→ **Your instructions**: In your copy, repeat the records exactly and leave out the pictures.

→ **Supplied data**:
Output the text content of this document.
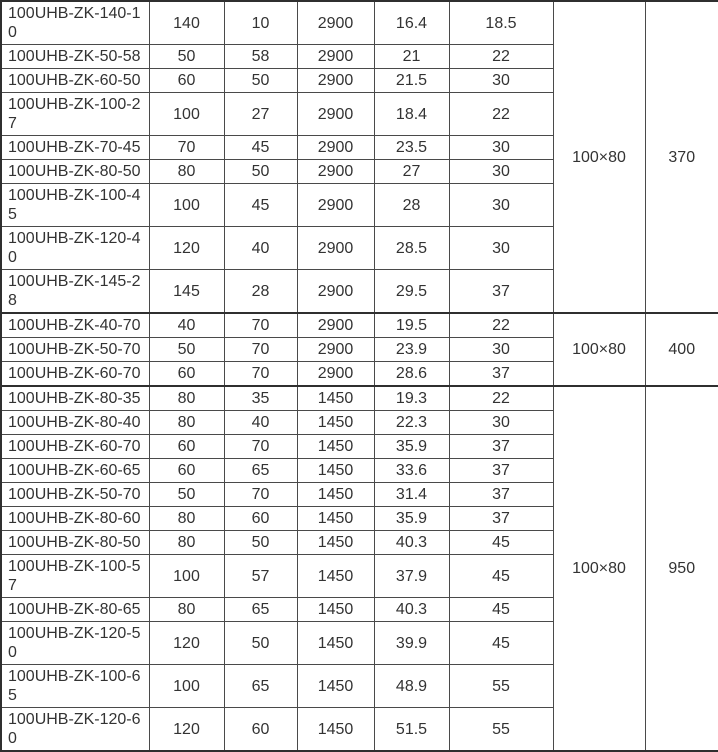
100UHB-ZK-140-10	140	10	2900	16.4	18.5	100×80	370
100UHB-ZK-50-58	50	58	2900	21	22		
100UHB-ZK-60-50	60	50	2900	21.5	30		
100UHB-ZK-100-27	100	27	2900	18.4	22		
100UHB-ZK-70-45	70	45	2900	23.5	30		
100UHB-ZK-80-50	80	50	2900	27	30		
100UHB-ZK-100-45	100	45	2900	28	30		
100UHB-ZK-120-40	120	40	2900	28.5	30		
100UHB-ZK-145-28	145	28	2900	29.5	37		
100UHB-ZK-40-70	40	70	2900	19.5	22	100×80	400
100UHB-ZK-50-70	50	70	2900	23.9	30		
100UHB-ZK-60-70	60	70	2900	28.6	37		
100UHB-ZK-80-35	80	35	1450	19.3	22	100×80	950
100UHB-ZK-80-40	80	40	1450	22.3	30		
100UHB-ZK-60-70	60	70	1450	35.9	37		
100UHB-ZK-60-65	60	65	1450	33.6	37		
100UHB-ZK-50-70	50	70	1450	31.4	37		
100UHB-ZK-80-60	80	60	1450	35.9	37		
100UHB-ZK-80-50	80	50	1450	40.3	45		
100UHB-ZK-100-57	100	57	1450	37.9	45		
100UHB-ZK-80-65	80	65	1450	40.3	45		
100UHB-ZK-120-50	120	50	1450	39.9	45		
100UHB-ZK-100-65	100	65	1450	48.9	55		
100UHB-ZK-120-60	120	60	1450	51.5	55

→ **Written response**:
Output the text content of this document.
100UHB-ZK-140-10	140	10	2900	16.4	18.5	100×80	370
100UHB-ZK-50-58	50	58	2900	21	22		
100UHB-ZK-60-50	60	50	2900	21.5	30		
100UHB-ZK-100-27	100	27	2900	18.4	22		
100UHB-ZK-70-45	70	45	2900	23.5	30		
100UHB-ZK-80-50	80	50	2900	27	30		
100UHB-ZK-100-45	100	45	2900	28	30		
100UHB-ZK-120-40	120	40	2900	28.5	30		
100UHB-ZK-145-28	145	28	2900	29.5	37		
100UHB-ZK-40-70	40	70	2900	19.5	22	100×80	400
100UHB-ZK-50-70	50	70	2900	23.9	30		
100UHB-ZK-60-70	60	70	2900	28.6	37		
100UHB-ZK-80-35	80	35	1450	19.3	22	100×80	950
100UHB-ZK-80-40	80	40	1450	22.3	30		
100UHB-ZK-60-70	60	70	1450	35.9	37		
100UHB-ZK-60-65	60	65	1450	33.6	37		
100UHB-ZK-50-70	50	70	1450	31.4	37		
100UHB-ZK-80-60	80	60	1450	35.9	37		
100UHB-ZK-80-50	80	50	1450	40.3	45		
100UHB-ZK-100-57	100	57	1450	37.9	45		
100UHB-ZK-80-65	80	65	1450	40.3	45		
100UHB-ZK-120-50	120	50	1450	39.9	45		
100UHB-ZK-100-65	100	65	1450	48.9	55		
100UHB-ZK-120-60	120	60	1450	51.5	55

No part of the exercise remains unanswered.